Output the data below in full, character for character.

### Data shown

──────────

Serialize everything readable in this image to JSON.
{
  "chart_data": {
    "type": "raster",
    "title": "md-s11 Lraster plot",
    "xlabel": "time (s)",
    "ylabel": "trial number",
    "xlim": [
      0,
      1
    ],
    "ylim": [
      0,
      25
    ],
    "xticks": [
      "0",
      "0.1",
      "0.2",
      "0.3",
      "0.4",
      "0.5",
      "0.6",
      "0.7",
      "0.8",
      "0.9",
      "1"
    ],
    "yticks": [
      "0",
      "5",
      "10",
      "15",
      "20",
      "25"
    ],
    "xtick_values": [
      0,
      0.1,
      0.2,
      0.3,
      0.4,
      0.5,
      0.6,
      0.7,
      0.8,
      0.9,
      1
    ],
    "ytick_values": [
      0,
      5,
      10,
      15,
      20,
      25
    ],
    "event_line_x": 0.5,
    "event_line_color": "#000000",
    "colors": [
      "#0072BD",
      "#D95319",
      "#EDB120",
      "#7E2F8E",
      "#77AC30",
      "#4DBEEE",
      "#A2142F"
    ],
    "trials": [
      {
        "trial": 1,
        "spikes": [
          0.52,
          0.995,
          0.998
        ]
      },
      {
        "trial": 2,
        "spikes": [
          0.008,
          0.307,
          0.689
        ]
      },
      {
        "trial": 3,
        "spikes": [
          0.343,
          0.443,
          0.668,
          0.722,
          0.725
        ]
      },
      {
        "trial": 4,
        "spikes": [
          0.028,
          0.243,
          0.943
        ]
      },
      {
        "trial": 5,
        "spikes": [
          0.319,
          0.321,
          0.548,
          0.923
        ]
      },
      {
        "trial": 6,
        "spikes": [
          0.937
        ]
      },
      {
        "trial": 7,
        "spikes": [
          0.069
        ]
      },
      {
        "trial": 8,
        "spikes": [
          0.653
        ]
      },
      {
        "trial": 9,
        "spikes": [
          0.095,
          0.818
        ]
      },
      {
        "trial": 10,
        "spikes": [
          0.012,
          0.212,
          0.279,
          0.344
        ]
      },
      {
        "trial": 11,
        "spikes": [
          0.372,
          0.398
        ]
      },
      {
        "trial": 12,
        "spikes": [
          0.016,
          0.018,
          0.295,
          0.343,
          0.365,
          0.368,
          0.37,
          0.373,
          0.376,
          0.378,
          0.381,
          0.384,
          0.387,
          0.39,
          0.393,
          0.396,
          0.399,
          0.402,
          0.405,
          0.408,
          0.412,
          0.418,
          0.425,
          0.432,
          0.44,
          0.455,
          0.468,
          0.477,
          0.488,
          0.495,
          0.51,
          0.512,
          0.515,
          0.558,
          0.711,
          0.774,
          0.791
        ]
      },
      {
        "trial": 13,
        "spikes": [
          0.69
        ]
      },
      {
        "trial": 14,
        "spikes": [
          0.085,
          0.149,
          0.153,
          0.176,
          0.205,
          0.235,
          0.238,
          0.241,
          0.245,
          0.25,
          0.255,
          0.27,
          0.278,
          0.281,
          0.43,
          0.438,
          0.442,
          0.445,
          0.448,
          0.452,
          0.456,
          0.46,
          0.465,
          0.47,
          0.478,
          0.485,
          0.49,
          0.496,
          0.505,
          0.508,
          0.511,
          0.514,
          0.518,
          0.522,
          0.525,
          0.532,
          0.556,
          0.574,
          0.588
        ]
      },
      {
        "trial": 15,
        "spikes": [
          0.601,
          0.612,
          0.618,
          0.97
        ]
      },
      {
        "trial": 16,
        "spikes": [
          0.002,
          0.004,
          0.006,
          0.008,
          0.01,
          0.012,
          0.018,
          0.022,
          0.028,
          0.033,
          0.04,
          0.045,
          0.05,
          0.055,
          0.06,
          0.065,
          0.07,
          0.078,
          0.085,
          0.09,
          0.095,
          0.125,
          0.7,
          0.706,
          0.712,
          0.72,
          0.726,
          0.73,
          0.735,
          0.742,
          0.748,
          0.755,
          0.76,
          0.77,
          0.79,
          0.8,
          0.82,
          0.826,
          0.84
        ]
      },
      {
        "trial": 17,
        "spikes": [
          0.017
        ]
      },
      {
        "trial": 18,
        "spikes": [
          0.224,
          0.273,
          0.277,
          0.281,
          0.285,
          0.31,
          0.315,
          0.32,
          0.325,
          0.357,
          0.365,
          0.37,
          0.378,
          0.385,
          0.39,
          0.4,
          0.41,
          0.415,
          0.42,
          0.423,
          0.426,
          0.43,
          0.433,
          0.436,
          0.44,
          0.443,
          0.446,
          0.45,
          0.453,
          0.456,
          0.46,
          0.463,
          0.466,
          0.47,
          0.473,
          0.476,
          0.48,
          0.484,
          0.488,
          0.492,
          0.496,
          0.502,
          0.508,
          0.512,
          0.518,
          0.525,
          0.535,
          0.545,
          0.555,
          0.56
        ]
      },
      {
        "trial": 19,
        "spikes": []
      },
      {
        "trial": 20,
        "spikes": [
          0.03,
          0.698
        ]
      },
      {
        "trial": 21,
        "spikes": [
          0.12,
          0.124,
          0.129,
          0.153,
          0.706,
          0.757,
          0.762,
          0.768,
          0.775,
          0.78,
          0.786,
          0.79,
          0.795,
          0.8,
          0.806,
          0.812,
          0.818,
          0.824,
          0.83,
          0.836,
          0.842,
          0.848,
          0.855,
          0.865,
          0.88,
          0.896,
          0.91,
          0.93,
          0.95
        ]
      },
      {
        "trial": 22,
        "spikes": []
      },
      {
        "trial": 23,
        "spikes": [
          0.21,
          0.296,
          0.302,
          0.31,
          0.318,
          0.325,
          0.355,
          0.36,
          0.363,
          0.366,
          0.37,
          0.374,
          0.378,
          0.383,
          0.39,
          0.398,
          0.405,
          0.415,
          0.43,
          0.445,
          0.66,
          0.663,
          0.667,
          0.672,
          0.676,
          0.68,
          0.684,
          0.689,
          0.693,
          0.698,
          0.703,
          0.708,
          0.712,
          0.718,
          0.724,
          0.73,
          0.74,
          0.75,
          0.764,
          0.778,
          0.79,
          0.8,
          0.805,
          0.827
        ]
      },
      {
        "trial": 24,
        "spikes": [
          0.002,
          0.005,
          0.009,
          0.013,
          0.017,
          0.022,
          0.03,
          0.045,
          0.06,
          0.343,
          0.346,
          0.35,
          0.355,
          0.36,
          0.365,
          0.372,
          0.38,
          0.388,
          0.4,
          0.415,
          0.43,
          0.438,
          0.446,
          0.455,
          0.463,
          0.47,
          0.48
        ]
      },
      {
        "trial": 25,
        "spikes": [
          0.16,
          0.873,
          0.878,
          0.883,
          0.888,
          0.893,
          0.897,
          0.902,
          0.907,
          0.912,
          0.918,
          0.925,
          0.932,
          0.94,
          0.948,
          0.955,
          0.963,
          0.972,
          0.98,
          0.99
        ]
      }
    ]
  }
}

──────────

### Solution for this task
Serialize everything readable in this image to JSON.
{
  "chart_data": {
    "type": "raster",
    "title": "md-s11 Lraster plot",
    "xlabel": "time (s)",
    "ylabel": "trial number",
    "xlim": [
      0,
      1
    ],
    "ylim": [
      0,
      25
    ],
    "xticks": [
      "0",
      "0.1",
      "0.2",
      "0.3",
      "0.4",
      "0.5",
      "0.6",
      "0.7",
      "0.8",
      "0.9",
      "1"
    ],
    "yticks": [
      "0",
      "5",
      "10",
      "15",
      "20",
      "25"
    ],
    "xtick_values": [
      0,
      0.1,
      0.2,
      0.3,
      0.4,
      0.5,
      0.6,
      0.7,
      0.8,
      0.9,
      1
    ],
    "ytick_values": [
      0,
      5,
      10,
      15,
      20,
      25
    ],
    "event_line_x": 0.5,
    "event_line_color": "#000000",
    "colors": [
      "#0072BD",
      "#D95319",
      "#EDB120",
      "#7E2F8E",
      "#77AC30",
      "#4DBEEE",
      "#A2142F"
    ],
    "trials": [
      {
        "trial": 1,
        "spikes": [
          0.52,
          0.995,
          0.998
        ]
      },
      {
        "trial": 2,
        "spikes": [
          0.008,
          0.307,
          0.689
        ]
      },
      {
        "trial": 3,
        "spikes": [
          0.343,
          0.443,
          0.668,
          0.722,
          0.725
        ]
      },
      {
        "trial": 4,
        "spikes": [
          0.028,
          0.243,
          0.943
        ]
      },
      {
        "trial": 5,
        "spikes": [
          0.319,
          0.321,
          0.548,
          0.923
        ]
      },
      {
        "trial": 6,
        "spikes": [
          0.937
        ]
      },
      {
        "trial": 7,
        "spikes": [
          0.069
        ]
      },
      {
        "trial": 8,
        "spikes": [
          0.653
        ]
      },
      {
        "trial": 9,
        "spikes": [
          0.095,
          0.818
        ]
      },
      {
        "trial": 10,
        "spikes": [
          0.012,
          0.212,
          0.279,
          0.344
        ]
      },
      {
        "trial": 11,
        "spikes": [
          0.372,
          0.398
        ]
      },
      {
        "trial": 12,
        "spikes": [
          0.016,
          0.018,
          0.295,
          0.343,
          0.365,
          0.368,
          0.37,
          0.373,
          0.376,
          0.378,
          0.381,
          0.384,
          0.387,
          0.39,
          0.393,
          0.396,
          0.399,
          0.402,
          0.405,
          0.408,
          0.412,
          0.418,
          0.425,
          0.432,
          0.44,
          0.455,
          0.468,
          0.477,
          0.488,
          0.495,
          0.51,
          0.512,
          0.515,
          0.558,
          0.711,
          0.774,
          0.791
        ]
      },
      {
        "trial": 13,
        "spikes": [
          0.69
        ]
      },
      {
        "trial": 14,
        "spikes": [
          0.085,
          0.149,
          0.153,
          0.176,
          0.205,
          0.235,
          0.238,
          0.241,
          0.245,
          0.25,
          0.255,
          0.27,
          0.278,
          0.281,
          0.43,
          0.438,
          0.442,
          0.445,
          0.448,
          0.452,
          0.456,
          0.46,
          0.465,
          0.47,
          0.478,
          0.485,
          0.49,
          0.496,
          0.505,
          0.508,
          0.511,
          0.514,
          0.518,
          0.522,
          0.525,
          0.532,
          0.556,
          0.574,
          0.588
        ]
      },
      {
        "trial": 15,
        "spikes": [
          0.601,
          0.612,
          0.618,
          0.97
        ]
      },
      {
        "trial": 16,
        "spikes": [
          0.002,
          0.004,
          0.006,
          0.008,
          0.01,
          0.012,
          0.018,
          0.022,
          0.028,
          0.033,
          0.04,
          0.045,
          0.05,
          0.055,
          0.06,
          0.065,
          0.07,
          0.078,
          0.085,
          0.09,
          0.095,
          0.125,
          0.7,
          0.706,
          0.712,
          0.72,
          0.726,
          0.73,
          0.735,
          0.742,
          0.748,
          0.755,
          0.76,
          0.77,
          0.79,
          0.8,
          0.82,
          0.826,
          0.84
        ]
      },
      {
        "trial": 17,
        "spikes": [
          0.017
        ]
      },
      {
        "trial": 18,
        "spikes": [
          0.224,
          0.273,
          0.277,
          0.281,
          0.285,
          0.31,
          0.315,
          0.32,
          0.325,
          0.357,
          0.365,
          0.37,
          0.378,
          0.385,
          0.39,
          0.4,
          0.41,
          0.415,
          0.42,
          0.423,
          0.426,
          0.43,
          0.433,
          0.436,
          0.44,
          0.443,
          0.446,
          0.45,
          0.453,
          0.456,
          0.46,
          0.463,
          0.466,
          0.47,
          0.473,
          0.476,
          0.48,
          0.484,
          0.488,
          0.492,
          0.496,
          0.502,
          0.508,
          0.512,
          0.518,
          0.525,
          0.535,
          0.545,
          0.555,
          0.56
        ]
      },
      {
        "trial": 19,
        "spikes": []
      },
      {
        "trial": 20,
        "spikes": [
          0.03,
          0.698
        ]
      },
      {
        "trial": 21,
        "spikes": [
          0.12,
          0.124,
          0.129,
          0.153,
          0.706,
          0.757,
          0.762,
          0.768,
          0.775,
          0.78,
          0.786,
          0.79,
          0.795,
          0.8,
          0.806,
          0.812,
          0.818,
          0.824,
          0.83,
          0.836,
          0.842,
          0.848,
          0.855,
          0.865,
          0.88,
          0.896,
          0.91,
          0.93,
          0.95
        ]
      },
      {
        "trial": 22,
        "spikes": []
      },
      {
        "trial": 23,
        "spikes": [
          0.21,
          0.296,
          0.302,
          0.31,
          0.318,
          0.325,
          0.355,
          0.36,
          0.363,
          0.366,
          0.37,
          0.374,
          0.378,
          0.383,
          0.39,
          0.398,
          0.405,
          0.415,
          0.43,
          0.445,
          0.66,
          0.663,
          0.667,
          0.672,
          0.676,
          0.68,
          0.684,
          0.689,
          0.693,
          0.698,
          0.703,
          0.708,
          0.712,
          0.718,
          0.724,
          0.73,
          0.74,
          0.75,
          0.764,
          0.778,
          0.79,
          0.8,
          0.805,
          0.827
        ]
      },
      {
        "trial": 24,
        "spikes": [
          0.002,
          0.005,
          0.009,
          0.013,
          0.017,
          0.022,
          0.03,
          0.045,
          0.06,
          0.343,
          0.346,
          0.35,
          0.355,
          0.36,
          0.365,
          0.372,
          0.38,
          0.388,
          0.4,
          0.415,
          0.43,
          0.438,
          0.446,
          0.455,
          0.463,
          0.47,
          0.48
        ]
      },
      {
        "trial": 25,
        "spikes": [
          0.16,
          0.873,
          0.878,
          0.883,
          0.888,
          0.893,
          0.897,
          0.902,
          0.907,
          0.912,
          0.918,
          0.925,
          0.932,
          0.94,
          0.948,
          0.955,
          0.963,
          0.972,
          0.98,
          0.99
        ]
      }
    ]
  }
}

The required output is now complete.